(Dataset items)
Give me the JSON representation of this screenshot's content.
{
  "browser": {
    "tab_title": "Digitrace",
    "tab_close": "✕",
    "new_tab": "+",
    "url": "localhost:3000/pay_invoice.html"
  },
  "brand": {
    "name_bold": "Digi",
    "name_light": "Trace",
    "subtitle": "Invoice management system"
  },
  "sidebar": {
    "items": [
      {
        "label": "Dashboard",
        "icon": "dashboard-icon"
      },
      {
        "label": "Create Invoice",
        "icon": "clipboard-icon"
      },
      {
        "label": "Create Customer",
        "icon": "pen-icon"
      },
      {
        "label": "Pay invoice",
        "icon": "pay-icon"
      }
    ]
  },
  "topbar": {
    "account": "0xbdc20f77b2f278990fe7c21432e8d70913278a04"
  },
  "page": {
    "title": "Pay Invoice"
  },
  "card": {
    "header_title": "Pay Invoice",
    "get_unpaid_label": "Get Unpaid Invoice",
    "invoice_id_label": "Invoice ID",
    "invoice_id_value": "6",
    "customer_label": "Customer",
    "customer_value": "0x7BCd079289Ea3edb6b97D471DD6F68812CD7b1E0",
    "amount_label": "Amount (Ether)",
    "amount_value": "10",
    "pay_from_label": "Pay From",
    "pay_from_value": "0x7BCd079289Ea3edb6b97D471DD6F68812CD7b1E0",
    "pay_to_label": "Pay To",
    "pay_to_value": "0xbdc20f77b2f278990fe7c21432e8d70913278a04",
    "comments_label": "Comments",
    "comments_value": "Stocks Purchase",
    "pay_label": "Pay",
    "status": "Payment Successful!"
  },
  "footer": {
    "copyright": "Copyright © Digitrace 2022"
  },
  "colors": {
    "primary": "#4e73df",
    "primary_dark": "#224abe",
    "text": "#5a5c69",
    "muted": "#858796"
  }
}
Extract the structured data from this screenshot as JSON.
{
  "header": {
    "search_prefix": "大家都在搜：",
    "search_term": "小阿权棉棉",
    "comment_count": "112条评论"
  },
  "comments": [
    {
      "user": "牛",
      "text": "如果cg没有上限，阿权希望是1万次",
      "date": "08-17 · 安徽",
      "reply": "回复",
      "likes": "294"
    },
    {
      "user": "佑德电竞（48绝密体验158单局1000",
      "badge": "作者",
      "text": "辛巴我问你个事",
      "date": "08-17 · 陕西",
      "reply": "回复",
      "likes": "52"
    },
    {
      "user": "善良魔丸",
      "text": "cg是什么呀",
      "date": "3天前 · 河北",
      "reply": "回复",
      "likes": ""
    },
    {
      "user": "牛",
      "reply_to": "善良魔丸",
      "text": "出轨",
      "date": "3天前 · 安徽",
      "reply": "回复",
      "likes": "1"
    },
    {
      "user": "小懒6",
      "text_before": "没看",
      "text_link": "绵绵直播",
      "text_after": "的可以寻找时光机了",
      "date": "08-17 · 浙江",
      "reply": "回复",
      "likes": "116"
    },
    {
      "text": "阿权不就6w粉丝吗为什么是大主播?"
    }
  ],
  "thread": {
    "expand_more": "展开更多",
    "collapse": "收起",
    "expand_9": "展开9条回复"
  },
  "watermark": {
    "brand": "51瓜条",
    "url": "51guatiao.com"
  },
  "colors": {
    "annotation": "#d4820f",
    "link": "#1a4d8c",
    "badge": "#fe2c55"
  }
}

◆ EXERCISE DIRECTIONS ◆
Reproduce the data in full, exactly as presented.

◆ TASK SOLUTION ◆
Give me the JSON representation of this screenshot's content.
{
  "browser": {
    "tab_title": "Digitrace",
    "tab_close": "✕",
    "new_tab": "+",
    "url": "localhost:3000/pay_invoice.html"
  },
  "brand": {
    "name_bold": "Digi",
    "name_light": "Trace",
    "subtitle": "Invoice management system"
  },
  "sidebar": {
    "items": [
      {
        "label": "Dashboard",
        "icon": "dashboard-icon"
      },
      {
        "label": "Create Invoice",
        "icon": "clipboard-icon"
      },
      {
        "label": "Create Customer",
        "icon": "pen-icon"
      },
      {
        "label": "Pay invoice",
        "icon": "pay-icon"
      }
    ]
  },
  "topbar": {
    "account": "0xbdc20f77b2f278990fe7c21432e8d70913278a04"
  },
  "page": {
    "title": "Pay Invoice"
  },
  "card": {
    "header_title": "Pay Invoice",
    "get_unpaid_label": "Get Unpaid Invoice",
    "invoice_id_label": "Invoice ID",
    "invoice_id_value": "6",
    "customer_label": "Customer",
    "customer_value": "0x7BCd079289Ea3edb6b97D471DD6F68812CD7b1E0",
    "amount_label": "Amount (Ether)",
    "amount_value": "10",
    "pay_from_label": "Pay From",
    "pay_from_value": "0x7BCd079289Ea3edb6b97D471DD6F68812CD7b1E0",
    "pay_to_label": "Pay To",
    "pay_to_value": "0xbdc20f77b2f278990fe7c21432e8d70913278a04",
    "comments_label": "Comments",
    "comments_value": "Stocks Purchase",
    "pay_label": "Pay",
    "status": "Payment Successful!"
  },
  "footer": {
    "copyright": "Copyright © Digitrace 2022"
  },
  "colors": {
    "primary": "#4e73df",
    "primary_dark": "#224abe",
    "text": "#5a5c69",
    "muted": "#858796"
  }
}
Extract the structured data from this screenshot as JSON.
{
  "header": {
    "search_prefix": "大家都在搜：",
    "search_term": "小阿权棉棉",
    "comment_count": "112条评论"
  },
  "comments": [
    {
      "user": "牛",
      "text": "如果cg没有上限，阿权希望是1万次",
      "date": "08-17 · 安徽",
      "reply": "回复",
      "likes": "294"
    },
    {
      "user": "佑德电竞（48绝密体验158单局1000",
      "badge": "作者",
      "text": "辛巴我问你个事",
      "date": "08-17 · 陕西",
      "reply": "回复",
      "likes": "52"
    },
    {
      "user": "善良魔丸",
      "text": "cg是什么呀",
      "date": "3天前 · 河北",
      "reply": "回复",
      "likes": ""
    },
    {
      "user": "牛",
      "reply_to": "善良魔丸",
      "text": "出轨",
      "date": "3天前 · 安徽",
      "reply": "回复",
      "likes": "1"
    },
    {
      "user": "小懒6",
      "text_before": "没看",
      "text_link": "绵绵直播",
      "text_after": "的可以寻找时光机了",
      "date": "08-17 · 浙江",
      "reply": "回复",
      "likes": "116"
    },
    {
      "text": "阿权不就6w粉丝吗为什么是大主播?"
    }
  ],
  "thread": {
    "expand_more": "展开更多",
    "collapse": "收起",
    "expand_9": "展开9条回复"
  },
  "watermark": {
    "brand": "51瓜条",
    "url": "51guatiao.com"
  },
  "colors": {
    "annotation": "#d4820f",
    "link": "#1a4d8c",
    "badge": "#fe2c55"
  }
}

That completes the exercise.